▶ [Set task]: Of all the lines in the material, how many include the word "category"? Give only the number.

Dataset entries on figures
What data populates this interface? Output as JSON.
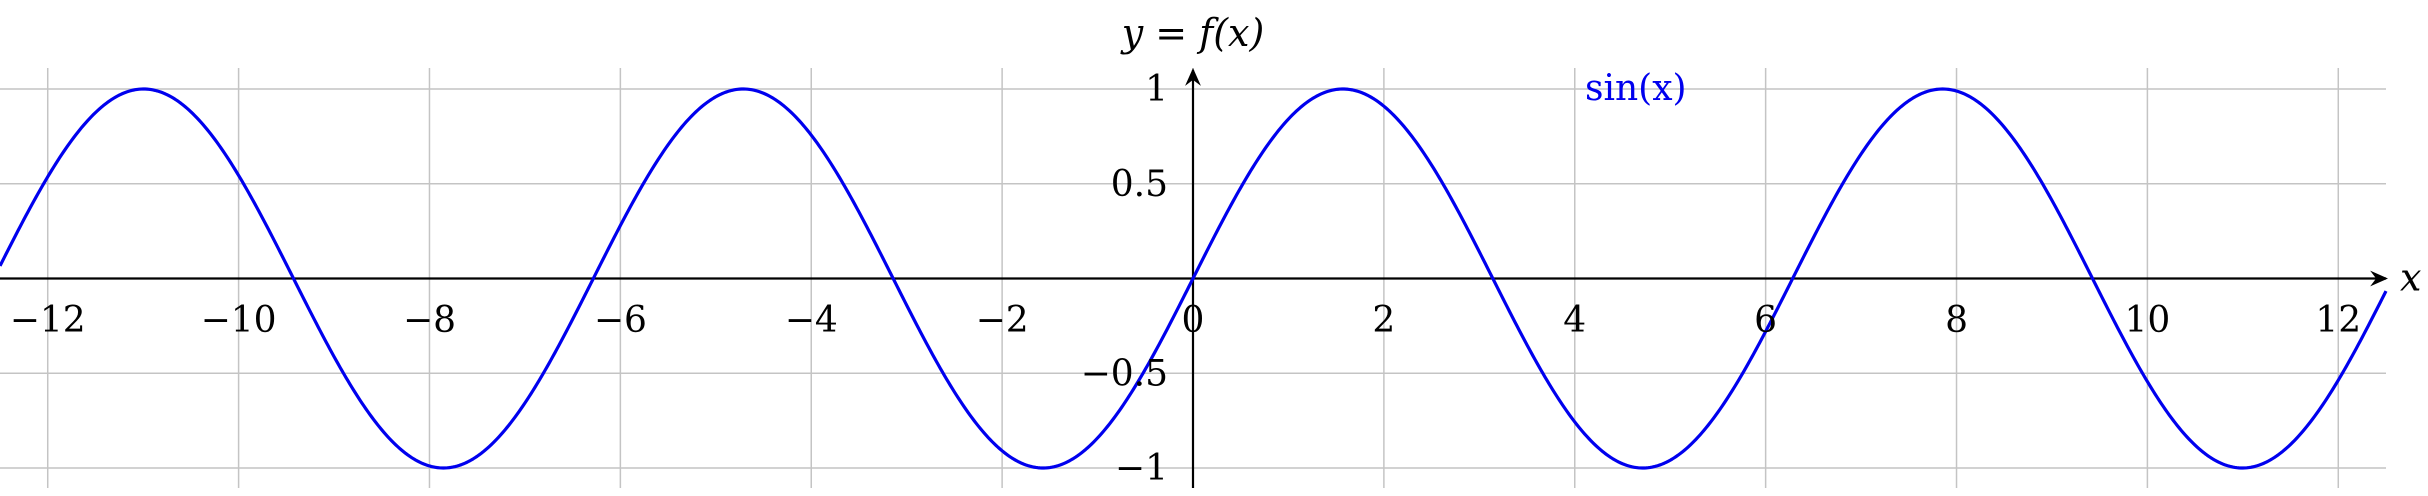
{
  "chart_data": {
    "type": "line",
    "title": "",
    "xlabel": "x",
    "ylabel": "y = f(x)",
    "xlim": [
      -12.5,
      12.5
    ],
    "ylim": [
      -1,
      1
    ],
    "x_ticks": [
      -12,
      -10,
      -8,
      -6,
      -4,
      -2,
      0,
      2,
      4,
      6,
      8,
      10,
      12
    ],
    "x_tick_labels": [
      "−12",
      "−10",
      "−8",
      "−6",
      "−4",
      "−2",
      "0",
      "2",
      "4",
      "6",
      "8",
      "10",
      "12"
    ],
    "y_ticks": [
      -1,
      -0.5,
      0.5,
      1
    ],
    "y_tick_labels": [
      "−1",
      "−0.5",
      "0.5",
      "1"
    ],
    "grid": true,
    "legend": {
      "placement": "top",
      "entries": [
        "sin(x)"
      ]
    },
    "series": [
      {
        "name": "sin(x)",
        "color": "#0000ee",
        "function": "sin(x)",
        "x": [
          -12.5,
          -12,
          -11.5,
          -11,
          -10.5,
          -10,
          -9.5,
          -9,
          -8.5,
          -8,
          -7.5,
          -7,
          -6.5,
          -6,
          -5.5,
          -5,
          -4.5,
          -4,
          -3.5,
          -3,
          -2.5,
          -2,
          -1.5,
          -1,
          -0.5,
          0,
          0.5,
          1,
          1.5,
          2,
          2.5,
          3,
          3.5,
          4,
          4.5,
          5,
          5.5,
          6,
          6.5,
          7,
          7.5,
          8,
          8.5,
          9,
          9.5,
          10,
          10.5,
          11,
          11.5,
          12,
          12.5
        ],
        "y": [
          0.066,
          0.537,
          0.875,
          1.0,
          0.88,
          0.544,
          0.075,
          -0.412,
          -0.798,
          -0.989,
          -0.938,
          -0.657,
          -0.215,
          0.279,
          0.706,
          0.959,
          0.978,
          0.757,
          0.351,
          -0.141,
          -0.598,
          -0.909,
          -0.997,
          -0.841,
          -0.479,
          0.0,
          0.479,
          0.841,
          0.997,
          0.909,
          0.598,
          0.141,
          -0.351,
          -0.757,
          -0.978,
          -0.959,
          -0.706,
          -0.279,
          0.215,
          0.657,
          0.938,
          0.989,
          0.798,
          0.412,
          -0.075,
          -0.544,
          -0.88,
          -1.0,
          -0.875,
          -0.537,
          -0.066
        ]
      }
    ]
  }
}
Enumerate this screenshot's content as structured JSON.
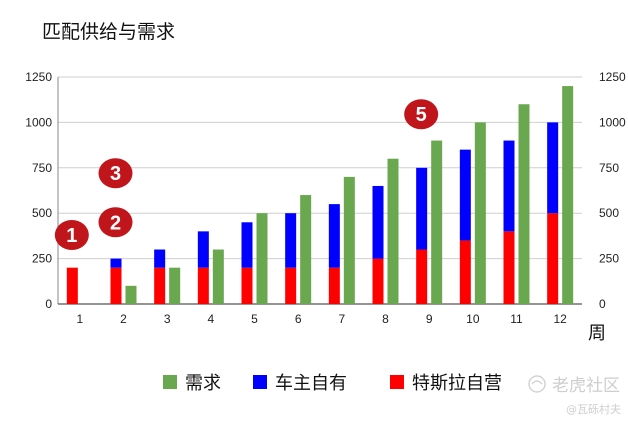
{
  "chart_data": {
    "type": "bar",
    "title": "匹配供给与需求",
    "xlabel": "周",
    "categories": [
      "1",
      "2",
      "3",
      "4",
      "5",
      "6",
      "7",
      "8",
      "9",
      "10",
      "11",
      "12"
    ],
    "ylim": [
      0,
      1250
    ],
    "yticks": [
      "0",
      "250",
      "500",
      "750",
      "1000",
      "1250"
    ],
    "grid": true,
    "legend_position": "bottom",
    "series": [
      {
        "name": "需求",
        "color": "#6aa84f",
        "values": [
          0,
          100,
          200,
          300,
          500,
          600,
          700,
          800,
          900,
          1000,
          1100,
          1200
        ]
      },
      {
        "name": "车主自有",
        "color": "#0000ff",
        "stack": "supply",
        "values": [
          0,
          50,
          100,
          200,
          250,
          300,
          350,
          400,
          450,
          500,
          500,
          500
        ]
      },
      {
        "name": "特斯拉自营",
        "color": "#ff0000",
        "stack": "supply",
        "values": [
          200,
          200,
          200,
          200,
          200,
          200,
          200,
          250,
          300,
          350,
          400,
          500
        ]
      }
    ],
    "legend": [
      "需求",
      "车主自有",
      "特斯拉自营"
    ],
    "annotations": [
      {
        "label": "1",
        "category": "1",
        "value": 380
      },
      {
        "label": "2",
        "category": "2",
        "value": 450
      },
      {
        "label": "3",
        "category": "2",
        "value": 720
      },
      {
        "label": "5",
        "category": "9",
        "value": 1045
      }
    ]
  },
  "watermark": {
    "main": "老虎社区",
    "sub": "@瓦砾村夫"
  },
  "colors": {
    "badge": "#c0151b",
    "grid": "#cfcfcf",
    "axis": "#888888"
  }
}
==
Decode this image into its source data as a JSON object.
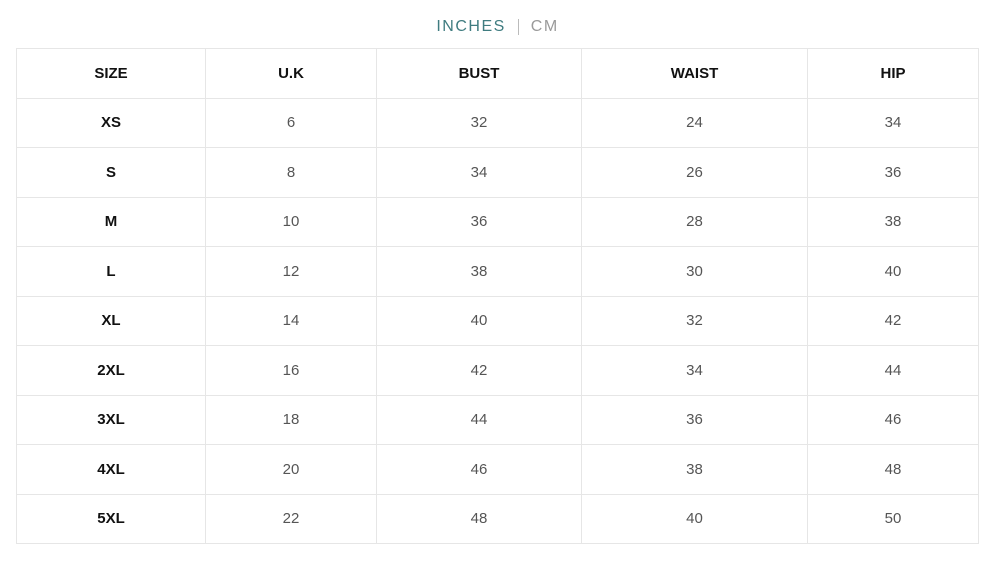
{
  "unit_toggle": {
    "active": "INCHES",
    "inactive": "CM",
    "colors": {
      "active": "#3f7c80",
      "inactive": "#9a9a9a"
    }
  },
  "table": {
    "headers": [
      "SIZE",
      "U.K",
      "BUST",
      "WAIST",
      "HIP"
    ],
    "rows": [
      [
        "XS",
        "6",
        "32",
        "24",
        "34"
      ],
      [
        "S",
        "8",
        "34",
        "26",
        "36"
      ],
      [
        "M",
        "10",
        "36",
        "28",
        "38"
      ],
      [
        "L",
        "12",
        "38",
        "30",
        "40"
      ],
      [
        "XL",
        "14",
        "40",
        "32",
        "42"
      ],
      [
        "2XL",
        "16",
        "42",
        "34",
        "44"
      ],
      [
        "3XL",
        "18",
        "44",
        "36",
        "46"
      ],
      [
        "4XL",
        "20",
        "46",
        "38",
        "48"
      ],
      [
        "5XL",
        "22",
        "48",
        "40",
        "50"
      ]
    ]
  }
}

▶ [Exercise output]: 4